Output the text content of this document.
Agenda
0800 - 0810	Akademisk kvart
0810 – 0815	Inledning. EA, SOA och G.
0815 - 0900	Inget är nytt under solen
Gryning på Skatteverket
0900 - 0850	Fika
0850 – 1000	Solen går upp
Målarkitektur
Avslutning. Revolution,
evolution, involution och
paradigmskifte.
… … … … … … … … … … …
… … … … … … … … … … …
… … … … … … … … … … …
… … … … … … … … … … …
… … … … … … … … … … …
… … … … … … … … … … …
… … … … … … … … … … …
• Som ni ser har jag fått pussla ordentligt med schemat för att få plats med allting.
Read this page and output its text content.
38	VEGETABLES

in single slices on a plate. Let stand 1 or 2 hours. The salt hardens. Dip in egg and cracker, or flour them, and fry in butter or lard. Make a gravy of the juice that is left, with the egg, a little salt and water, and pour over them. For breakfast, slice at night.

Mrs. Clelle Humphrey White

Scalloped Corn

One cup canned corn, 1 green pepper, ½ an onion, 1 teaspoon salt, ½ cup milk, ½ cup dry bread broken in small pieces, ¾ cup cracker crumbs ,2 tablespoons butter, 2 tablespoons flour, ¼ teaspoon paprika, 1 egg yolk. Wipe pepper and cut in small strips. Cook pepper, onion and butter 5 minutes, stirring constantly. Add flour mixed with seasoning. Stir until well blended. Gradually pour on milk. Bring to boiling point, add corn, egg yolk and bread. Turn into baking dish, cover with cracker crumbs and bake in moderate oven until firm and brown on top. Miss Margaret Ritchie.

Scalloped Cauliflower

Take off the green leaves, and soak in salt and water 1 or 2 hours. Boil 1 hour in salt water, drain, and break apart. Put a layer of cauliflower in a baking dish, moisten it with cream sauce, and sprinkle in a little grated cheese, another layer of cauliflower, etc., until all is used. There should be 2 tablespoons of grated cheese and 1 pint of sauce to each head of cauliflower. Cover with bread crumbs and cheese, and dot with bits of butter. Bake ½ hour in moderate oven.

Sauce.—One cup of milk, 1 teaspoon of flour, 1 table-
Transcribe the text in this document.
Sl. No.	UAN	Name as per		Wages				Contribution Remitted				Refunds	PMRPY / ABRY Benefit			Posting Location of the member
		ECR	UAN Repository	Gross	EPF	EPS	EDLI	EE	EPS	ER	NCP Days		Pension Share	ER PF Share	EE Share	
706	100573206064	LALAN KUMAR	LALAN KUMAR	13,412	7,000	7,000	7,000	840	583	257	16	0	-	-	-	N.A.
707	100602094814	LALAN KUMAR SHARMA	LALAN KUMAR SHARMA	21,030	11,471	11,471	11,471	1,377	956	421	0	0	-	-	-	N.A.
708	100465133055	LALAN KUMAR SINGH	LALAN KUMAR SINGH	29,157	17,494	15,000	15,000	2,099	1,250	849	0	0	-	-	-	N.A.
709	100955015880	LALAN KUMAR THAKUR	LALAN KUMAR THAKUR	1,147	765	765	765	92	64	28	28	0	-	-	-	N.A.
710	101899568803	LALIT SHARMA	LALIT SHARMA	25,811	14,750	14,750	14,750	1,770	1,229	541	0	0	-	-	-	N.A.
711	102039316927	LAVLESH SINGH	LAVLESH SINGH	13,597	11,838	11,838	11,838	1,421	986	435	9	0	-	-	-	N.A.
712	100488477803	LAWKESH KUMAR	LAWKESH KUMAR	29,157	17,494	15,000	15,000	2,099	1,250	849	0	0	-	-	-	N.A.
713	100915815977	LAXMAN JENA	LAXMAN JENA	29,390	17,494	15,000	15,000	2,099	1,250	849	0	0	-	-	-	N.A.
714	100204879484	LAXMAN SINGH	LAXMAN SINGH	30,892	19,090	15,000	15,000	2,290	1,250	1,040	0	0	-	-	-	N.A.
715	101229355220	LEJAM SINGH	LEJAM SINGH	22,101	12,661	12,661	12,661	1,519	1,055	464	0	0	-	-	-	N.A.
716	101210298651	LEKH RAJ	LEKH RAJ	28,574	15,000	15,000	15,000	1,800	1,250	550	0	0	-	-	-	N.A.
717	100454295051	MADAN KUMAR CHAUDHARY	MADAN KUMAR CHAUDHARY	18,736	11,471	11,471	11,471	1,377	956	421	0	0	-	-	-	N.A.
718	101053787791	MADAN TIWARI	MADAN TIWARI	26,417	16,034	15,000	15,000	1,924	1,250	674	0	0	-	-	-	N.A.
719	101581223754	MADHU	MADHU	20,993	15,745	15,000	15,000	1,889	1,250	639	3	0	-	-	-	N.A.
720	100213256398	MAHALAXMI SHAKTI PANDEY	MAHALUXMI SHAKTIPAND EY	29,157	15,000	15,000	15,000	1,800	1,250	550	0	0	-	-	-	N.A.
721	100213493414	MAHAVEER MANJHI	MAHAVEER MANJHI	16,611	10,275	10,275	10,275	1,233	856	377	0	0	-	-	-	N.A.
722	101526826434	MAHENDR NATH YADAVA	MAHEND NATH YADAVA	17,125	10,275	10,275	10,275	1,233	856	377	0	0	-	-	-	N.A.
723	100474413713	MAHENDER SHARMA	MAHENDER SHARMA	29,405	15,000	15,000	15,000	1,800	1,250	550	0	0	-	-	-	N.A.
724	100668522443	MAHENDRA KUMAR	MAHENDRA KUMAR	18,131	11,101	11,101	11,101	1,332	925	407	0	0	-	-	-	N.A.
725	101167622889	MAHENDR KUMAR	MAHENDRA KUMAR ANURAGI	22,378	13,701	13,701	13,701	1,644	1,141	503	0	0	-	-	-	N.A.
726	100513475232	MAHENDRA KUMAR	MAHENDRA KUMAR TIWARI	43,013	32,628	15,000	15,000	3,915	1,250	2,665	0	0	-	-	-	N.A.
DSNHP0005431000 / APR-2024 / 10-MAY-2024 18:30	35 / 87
---
- _To be done_: Write out all of the records above exactly as they appear.

- _Exercise response_:
Output the text content of this document.
Agenda
0800 - 0810	Akademisk kvart
0810 – 0815	Inledning. EA, SOA och G.
0815 - 0900	Inget är nytt under solen
Gryning på Skatteverket
0900 - 0850	Fika
0850 – 1000	Solen går upp
Målarkitektur
Avslutning. Revolution,
evolution, involution och
paradigmskifte.
… … … … … … … … … … …
… … … … … … … … … … …
… … … … … … … … … … …
… … … … … … … … … … …
… … … … … … … … … … …
… … … … … … … … … … …
… … … … … … … … … … …
• Som ni ser har jag fått pussla ordentligt med schemat för att få plats med allting.
Read this page and output its text content.
38	VEGETABLES

in single slices on a plate. Let stand 1 or 2 hours. The salt hardens. Dip in egg and cracker, or flour them, and fry in butter or lard. Make a gravy of the juice that is left, with the egg, a little salt and water, and pour over them. For breakfast, slice at night.

Mrs. Clelle Humphrey White

Scalloped Corn

One cup canned corn, 1 green pepper, ½ an onion, 1 teaspoon salt, ½ cup milk, ½ cup dry bread broken in small pieces, ¾ cup cracker crumbs ,2 tablespoons butter, 2 tablespoons flour, ¼ teaspoon paprika, 1 egg yolk. Wipe pepper and cut in small strips. Cook pepper, onion and butter 5 minutes, stirring constantly. Add flour mixed with seasoning. Stir until well blended. Gradually pour on milk. Bring to boiling point, add corn, egg yolk and bread. Turn into baking dish, cover with cracker crumbs and bake in moderate oven until firm and brown on top. Miss Margaret Ritchie.

Scalloped Cauliflower

Take off the green leaves, and soak in salt and water 1 or 2 hours. Boil 1 hour in salt water, drain, and break apart. Put a layer of cauliflower in a baking dish, moisten it with cream sauce, and sprinkle in a little grated cheese, another layer of cauliflower, etc., until all is used. There should be 2 tablespoons of grated cheese and 1 pint of sauce to each head of cauliflower. Cover with bread crumbs and cheese, and dot with bits of butter. Bake ½ hour in moderate oven.

Sauce.—One cup of milk, 1 teaspoon of flour, 1 table-
Transcribe the text in this document.
Sl. No.	UAN	Name as per		Wages				Contribution Remitted				Refunds	PMRPY / ABRY Benefit			Posting Location of the member
		ECR	UAN Repository	Gross	EPF	EPS	EDLI	EE	EPS	ER	NCP Days		Pension Share	ER PF Share	EE Share	
706	100573206064	LALAN KUMAR	LALAN KUMAR	13,412	7,000	7,000	7,000	840	583	257	16	0	-	-	-	N.A.
707	100602094814	LALAN KUMAR SHARMA	LALAN KUMAR SHARMA	21,030	11,471	11,471	11,471	1,377	956	421	0	0	-	-	-	N.A.
708	100465133055	LALAN KUMAR SINGH	LALAN KUMAR SINGH	29,157	17,494	15,000	15,000	2,099	1,250	849	0	0	-	-	-	N.A.
709	100955015880	LALAN KUMAR THAKUR	LALAN KUMAR THAKUR	1,147	765	765	765	92	64	28	28	0	-	-	-	N.A.
710	101899568803	LALIT SHARMA	LALIT SHARMA	25,811	14,750	14,750	14,750	1,770	1,229	541	0	0	-	-	-	N.A.
711	102039316927	LAVLESH SINGH	LAVLESH SINGH	13,597	11,838	11,838	11,838	1,421	986	435	9	0	-	-	-	N.A.
712	100488477803	LAWKESH KUMAR	LAWKESH KUMAR	29,157	17,494	15,000	15,000	2,099	1,250	849	0	0	-	-	-	N.A.
713	100915815977	LAXMAN JENA	LAXMAN JENA	29,390	17,494	15,000	15,000	2,099	1,250	849	0	0	-	-	-	N.A.
714	100204879484	LAXMAN SINGH	LAXMAN SINGH	30,892	19,090	15,000	15,000	2,290	1,250	1,040	0	0	-	-	-	N.A.
715	101229355220	LEJAM SINGH	LEJAM SINGH	22,101	12,661	12,661	12,661	1,519	1,055	464	0	0	-	-	-	N.A.
716	101210298651	LEKH RAJ	LEKH RAJ	28,574	15,000	15,000	15,000	1,800	1,250	550	0	0	-	-	-	N.A.
717	100454295051	MADAN KUMAR CHAUDHARY	MADAN KUMAR CHAUDHARY	18,736	11,471	11,471	11,471	1,377	956	421	0	0	-	-	-	N.A.
718	101053787791	MADAN TIWARI	MADAN TIWARI	26,417	16,034	15,000	15,000	1,924	1,250	674	0	0	-	-	-	N.A.
719	101581223754	MADHU	MADHU	20,993	15,745	15,000	15,000	1,889	1,250	639	3	0	-	-	-	N.A.
720	100213256398	MAHALAXMI SHAKTI PANDEY	MAHALUXMI SHAKTIPAND EY	29,157	15,000	15,000	15,000	1,800	1,250	550	0	0	-	-	-	N.A.
721	100213493414	MAHAVEER MANJHI	MAHAVEER MANJHI	16,611	10,275	10,275	10,275	1,233	856	377	0	0	-	-	-	N.A.
722	101526826434	MAHENDR NATH YADAVA	MAHEND NATH YADAVA	17,125	10,275	10,275	10,275	1,233	856	377	0	0	-	-	-	N.A.
723	100474413713	MAHENDER SHARMA	MAHENDER SHARMA	29,405	15,000	15,000	15,000	1,800	1,250	550	0	0	-	-	-	N.A.
724	100668522443	MAHENDRA KUMAR	MAHENDRA KUMAR	18,131	11,101	11,101	11,101	1,332	925	407	0	0	-	-	-	N.A.
725	101167622889	MAHENDR KUMAR	MAHENDRA KUMAR ANURAGI	22,378	13,701	13,701	13,701	1,644	1,141	503	0	0	-	-	-	N.A.
726	100513475232	MAHENDRA KUMAR	MAHENDRA KUMAR TIWARI	43,013	32,628	15,000	15,000	3,915	1,250	2,665	0	0	-	-	-	N.A.
DSNHP0005431000 / APR-2024 / 10-MAY-2024 18:30	35 / 87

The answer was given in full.